======== Data supplied

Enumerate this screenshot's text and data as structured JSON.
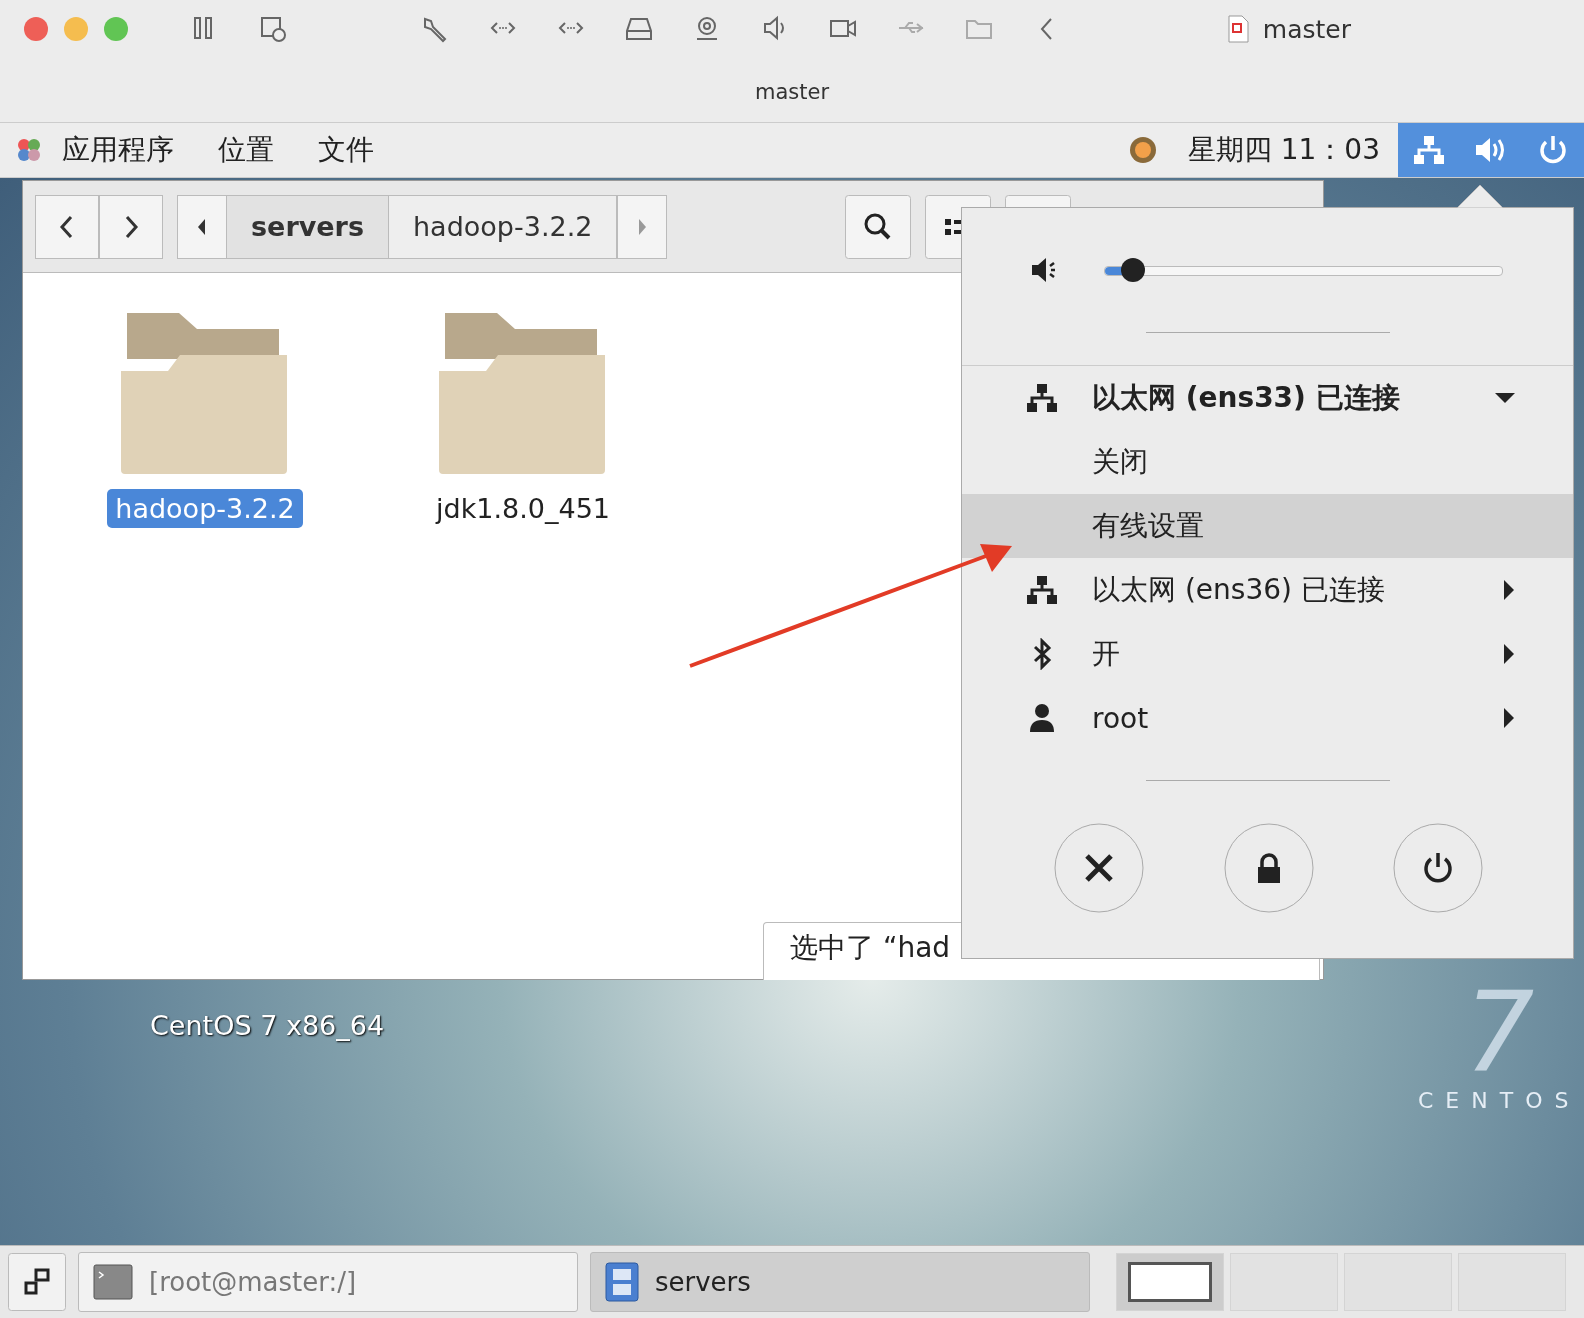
{
  "host_window": {
    "toolbar_title": "master",
    "title": "master"
  },
  "top_bar": {
    "menus": [
      "应用程序",
      "位置",
      "文件"
    ],
    "clock": "星期四 11：03"
  },
  "file_manager": {
    "path": [
      {
        "label": "servers",
        "selected": true
      },
      {
        "label": "hadoop-3.2.2",
        "selected": false
      }
    ],
    "files": [
      {
        "name": "hadoop-3.2.2",
        "selected": true
      },
      {
        "name": "jdk1.8.0_451",
        "selected": false
      }
    ],
    "status": "选中了 “had"
  },
  "system_menu": {
    "volume": {
      "level": 0.07
    },
    "items": [
      {
        "kind": "network",
        "label": "以太网 (ens33) 已连接",
        "expanded": true,
        "children": [
          {
            "label": "关闭",
            "selected": false
          },
          {
            "label": "有线设置",
            "selected": true
          }
        ]
      },
      {
        "kind": "network",
        "label": "以太网 (ens36) 已连接",
        "expanded": false
      },
      {
        "kind": "bluetooth",
        "label": "开",
        "expanded": false
      },
      {
        "kind": "user",
        "label": "root",
        "expanded": false
      }
    ]
  },
  "desktop": {
    "os_label": "CentOS 7 x86_64",
    "logo_number": "7",
    "logo_text": "CENTOS"
  },
  "taskbar": {
    "tasks": [
      {
        "kind": "terminal",
        "label": "[root@master:/]",
        "selected": false
      },
      {
        "kind": "files",
        "label": "servers",
        "selected": true
      }
    ],
    "workspaces": [
      {
        "selected": true
      },
      {
        "selected": false
      },
      {
        "selected": false
      },
      {
        "selected": false
      }
    ]
  }
}
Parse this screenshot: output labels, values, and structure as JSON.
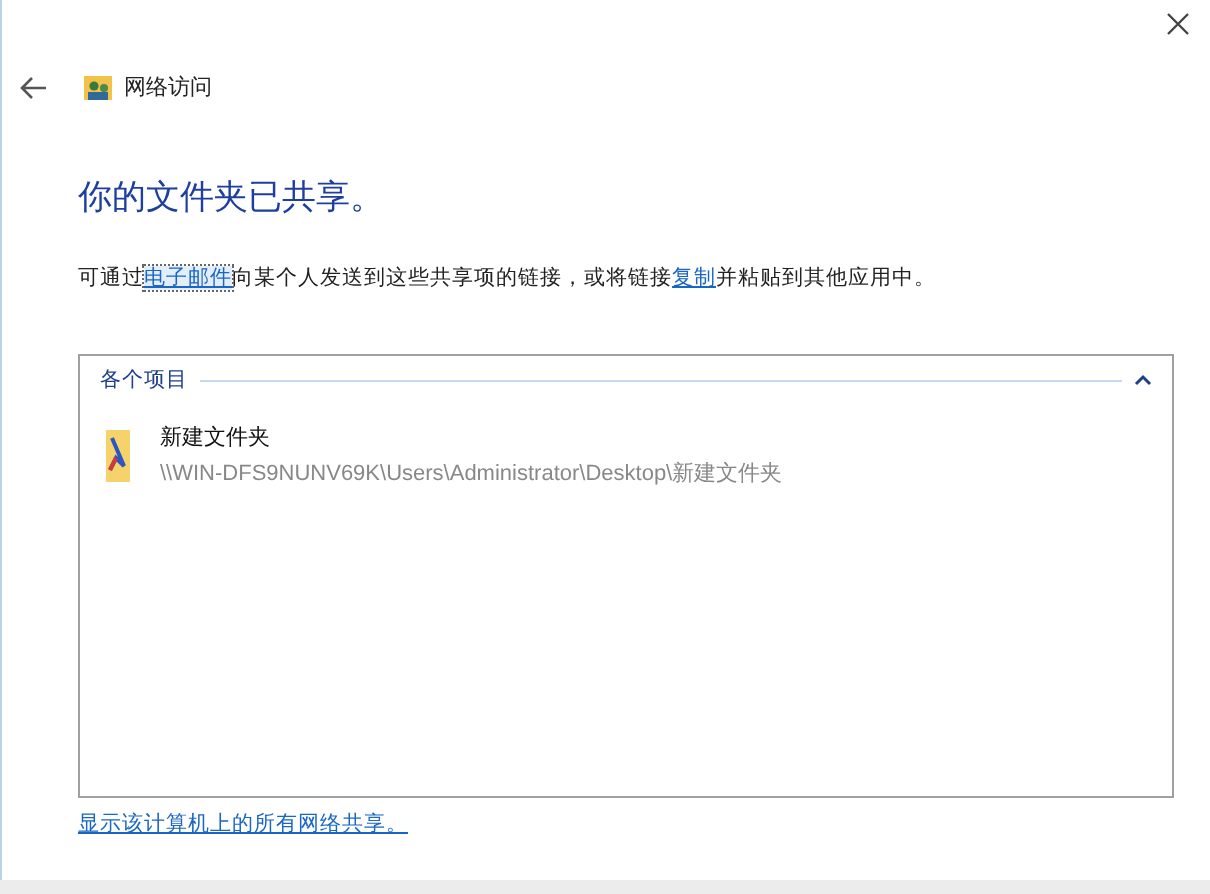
{
  "window": {
    "title": "网络访问"
  },
  "heading": "你的文件夹已共享。",
  "description": [
    {
      "kind": "text",
      "text": "可通过"
    },
    {
      "kind": "link",
      "text": "电子邮件",
      "focused": true
    },
    {
      "kind": "text",
      "text": "向某个人发送到这些共享项的链接，或将链接"
    },
    {
      "kind": "link",
      "text": "复制",
      "focused": false
    },
    {
      "kind": "text",
      "text": "并粘贴到其他应用中。"
    }
  ],
  "group": {
    "title": "各个项目",
    "expanded": true,
    "items": [
      {
        "name": "新建文件夹",
        "path": "\\\\WIN-DFS9NUNV69K\\Users\\Administrator\\Desktop\\新建文件夹"
      }
    ]
  },
  "footer_link": "显示该计算机上的所有网络共享。"
}
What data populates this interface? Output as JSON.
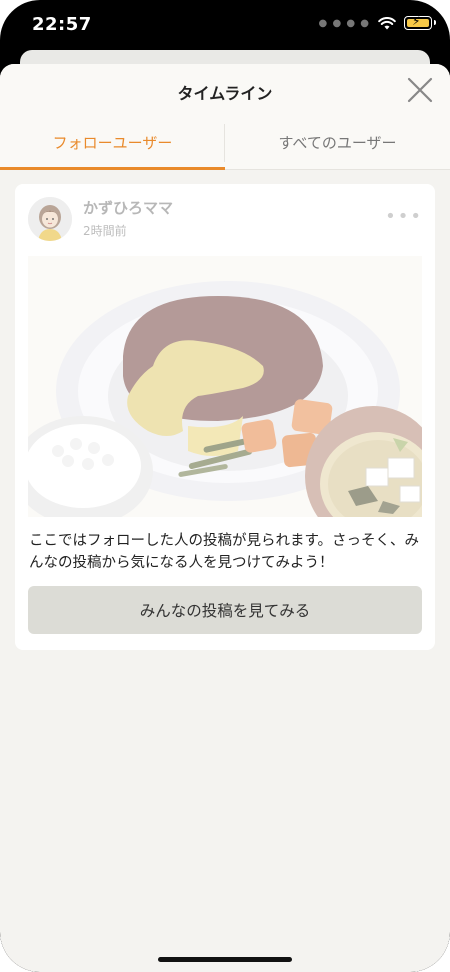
{
  "status_bar": {
    "time": "22:57",
    "icons": [
      "signal-dots-icon",
      "wifi-icon",
      "battery-charging-icon"
    ]
  },
  "sheet": {
    "title": "タイムライン",
    "close_icon": "close-icon"
  },
  "tabs": [
    {
      "label": "フォローユーザー",
      "active": true
    },
    {
      "label": "すべてのユーザー",
      "active": false
    }
  ],
  "post": {
    "user_name": "かずひろママ",
    "time_ago": "2時間前",
    "more_icon": "more-horizontal-icon",
    "image": "hamburg-steak-meal-illustration",
    "message": "ここではフォローした人の投稿が見られます。さっそく、みんなの投稿から気になる人を見つけてみよう！",
    "cta_label": "みんなの投稿を見てみる"
  },
  "colors": {
    "accent": "#e98a2b",
    "sheet_bg": "#f4f3f0",
    "button_bg": "#dcdcd6"
  }
}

================

Return each line of the data that contains the string "path".

    "path": [
        "path": "\\\\WIN-DFS9NUNV69K\\Users\\Administrator\\Desktop\\新建文件夹"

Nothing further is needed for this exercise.